= Partition of Jin =

Division of the Chinese state of Jin into Han, Zhao, and Wei (481–403 BCE)

The Partition of Jin (三家分晉 (三家分晋, Sānjiā Fēn Jìn, Three Families Partitioning Jin)), refers to the division of the State of Jin between rival families into the three states of Han, Zhao and Wei, a watershed event marking the division between the Spring and Autumn and Warring States periods. Proceeding from the Jin, the three states were often referred to as the "Three Jins" (三晉 (三晋, Sān Jìn)).

Because the process took several decades, there is some debate among scholars as to the year which best marks the true partition of Jin. Kiser & Cai (2003) state that the most common dates picked by historians are 481, 475, 468, and 403 BCE. The last date, according to Sima Guang marks the conferring of Marquessates by King Weilie of Zhou on Wei Si, ruler of the State of Wei; Zhao Ji, ruler of the State of Zhao, and Han Qian, ruler of the State of Han.

In 386 BCE, the states of Han, Wei and Zhao deposed Duke Jing of Jin and divided the last remaining Jin territory between themselves, which marked the end of the Jin state.

==Background==
Succession issues were constant in Jin as far back as the seventh century BCE. Even when, for example, King Xi of Zhou used his royal clout to give legitimacy to Wu of Quwo as the rightful duke of Jin in 678 BCE, succession issues continued to arise.

At the same time that the Jin duke was conquering new lands, a process of "subinfeudation" or "rear vassalage" occurred in the early and middle periods of the Spring and Autumn period, wherein aristocratic titles and territory were awarded to vassals loyal to Jin, rather than to the Zhou royal family. However, Jin was unique among the major states in a major respect; whereas other states often enfeoffed the cadet branches of the ruling house, Jin had a policy of exiling or disempowering its own cadet houses. Instead, powerful ministerial families emerged, which were granted fiefs similar to those of cadet houses in other states. For example, the house of Zhao descended from Zhao Cui, while the house of Wei descended from Wei Chou, both of whom were retainers of Duke Wen of Jin; the house of Han in turn descended from Han Wan, who was an uncle of Duke Wu of Jin.

Over time, while other powerful states (like Chu) were centralizing power through a rising bureaucracy, Jin continued to have a feudal power structure with aristocratic families ruling even individual counties. Over the course of a few generations, the major aristocratic families gained enough power to undermine the ruling duke's authority. During most of the seventh and sixth centuries BCE, Jin was composed of an assortment of semi-independent city-states fighting each other and the Jin Duke as much as they fought other states. In one extreme case, Viscount Xian of Xi, a retainer of Duke Jing of Jin, attempted to invade the state of Qi with only the troops under his command.
------------------------------------------------------------------------
WHAT THIS EXERCISE ASKS |
a. List the years that, according to the passage on the Partition of Jin, historians most often choose to mark the partition.
b. Pick up the account of the Partition of Jin after its final sentence and write the next part.

[Element and region listings]
------------------------------------------------------------------------
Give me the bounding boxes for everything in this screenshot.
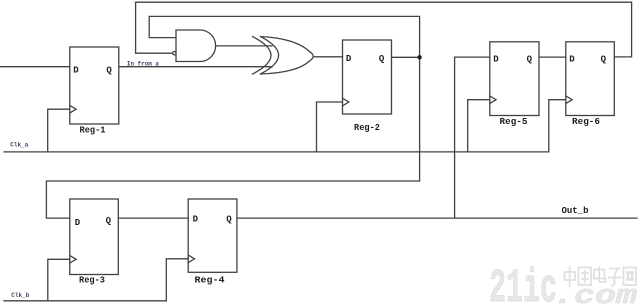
svg-text:Reg-6: Reg-6 — [572, 116, 600, 127]
svg-text:Q: Q — [379, 54, 385, 64]
svg-text:Q: Q — [601, 54, 607, 64]
svg-text:Clk_b: Clk_b — [11, 292, 29, 299]
watermark chinese characters — [565, 267, 637, 288]
wire Clk_a branch to Reg-2 clock — [317, 102, 343, 152]
svg-text:Reg-2: Reg-2 — [354, 122, 380, 133]
wire Reg-1 Q to XOR input (net In_from_a) — [119, 66, 272, 68]
and-gate U1 — [176, 30, 216, 62]
svg-text:D: D — [73, 66, 79, 76]
inverter bubble on AND input — [173, 52, 176, 55]
wire Out_b up to Reg-5 D — [455, 57, 490, 218]
wire Clk_a branch to Reg-1 clock — [48, 109, 70, 152]
flip-flop Reg-5 — [490, 42, 539, 116]
flip-flop Reg-1 — [70, 47, 119, 124]
svg-text:Q: Q — [106, 216, 112, 226]
wire inner feedback: node A to AND top input — [149, 16, 419, 57]
flip-flop Reg-3 — [70, 199, 119, 275]
svg-text:D: D — [193, 214, 199, 224]
wire Clk_b branch to Reg-4 clock — [166, 259, 188, 301]
wire net Clk_a main — [4, 151, 549, 153]
wire net Out_b from Reg-4 Q to right edge — [237, 217, 637, 219]
svg-text:Q: Q — [226, 214, 232, 224]
flip-flop Reg-4 — [188, 199, 237, 272]
svg-text:Reg-5: Reg-5 — [500, 116, 528, 127]
flip-flop Reg-6 — [566, 42, 615, 116]
svg-text:Reg-4: Reg-4 — [195, 274, 225, 285]
svg-text:Reg-3: Reg-3 — [79, 274, 105, 285]
wire node A down to Reg-3 D feedback — [46, 57, 419, 218]
svg-text:D: D — [75, 218, 81, 228]
svg-text:Q: Q — [527, 54, 533, 64]
xor-gate U2 — [253, 37, 314, 74]
svg-text:D: D — [493, 54, 499, 64]
wire Reg-5 Q to Reg-6 D — [539, 56, 566, 58]
svg-text:Clk_a: Clk_a — [10, 141, 28, 148]
node A junction dot — [417, 55, 421, 59]
svg-text:Reg-1: Reg-1 — [80, 124, 106, 135]
wire net Clk_b main — [4, 300, 166, 302]
svg-text:D: D — [569, 54, 575, 64]
wire Clk_a branch to Reg-5 clock — [468, 100, 490, 152]
wire input to Reg-1 D — [0, 66, 70, 68]
wire Reg-3 Q to Reg-4 D — [118, 217, 188, 219]
svg-text:In_from_a: In_from_a — [127, 61, 159, 68]
svg-text:Out_b: Out_b — [562, 206, 589, 216]
svg-text:Q: Q — [106, 66, 112, 76]
svg-text:21ic: 21ic — [489, 263, 557, 305]
svg-text:D: D — [346, 54, 352, 64]
wire XOR output to Reg-2 D — [314, 56, 343, 58]
wire Clk_a branch to Reg-6 clock — [549, 100, 566, 152]
flip-flop Reg-2 — [343, 40, 392, 114]
wire Reg-2 Q to node A — [392, 56, 420, 58]
wire outer feedback: Reg-6 Q to AND inverted input — [136, 2, 632, 57]
wire AND output to XOR top input — [216, 45, 272, 47]
wire Clk_b branch to Reg-3 clock — [48, 259, 70, 301]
------------------------------------------------------------------------
EXERCISE RESULTS |
a. 481, 475, 468, and 403 BCE

b.
==Growing aristocracy==
The House of Zhao (趙 (赵)) gained in prominence after Duke Wen placed them in charge of newly conquered lands such that, in 607 BCE, they deposed a duke that attempted to curb their political power. The Xian clan (先) was eliminated in 596 BCE. Duke Li of Jin encouraged the Luan clan (栾) to lead a military coalition that squashed the rising power of the Xi clan (郤). Subsequently, in 573, Luan supporters had Duke Li murdered and placed a puppet on the throne and the clan was then itself eliminated by 550, making the Zhi, Zhao, and Han (韩) clans the most powerful at about this time. Soon after, the Wei clan (魏) also grew in power.

In the lead-up to the civil war, the dominant clans were the Zhao, Wei, Han, Fan (范), Zhi (智) and Zhonghang (中行) who were collectively called the "Six Titled Retainers" (六卿 (Lìu Qīng)). These six aristocratic families dominated Jin in the late Spring and Autumn period, basically using the ruling duke as a figurehead until Jin was split into three separate states.

==Civil war==
After the 546 BCE truce agreement between Jin and Chu (itself prompted in part by Jin's internal difficulties), conflicts between aristocrats and with the Duke escalated, and a civil war (497–453 BCE) commenced.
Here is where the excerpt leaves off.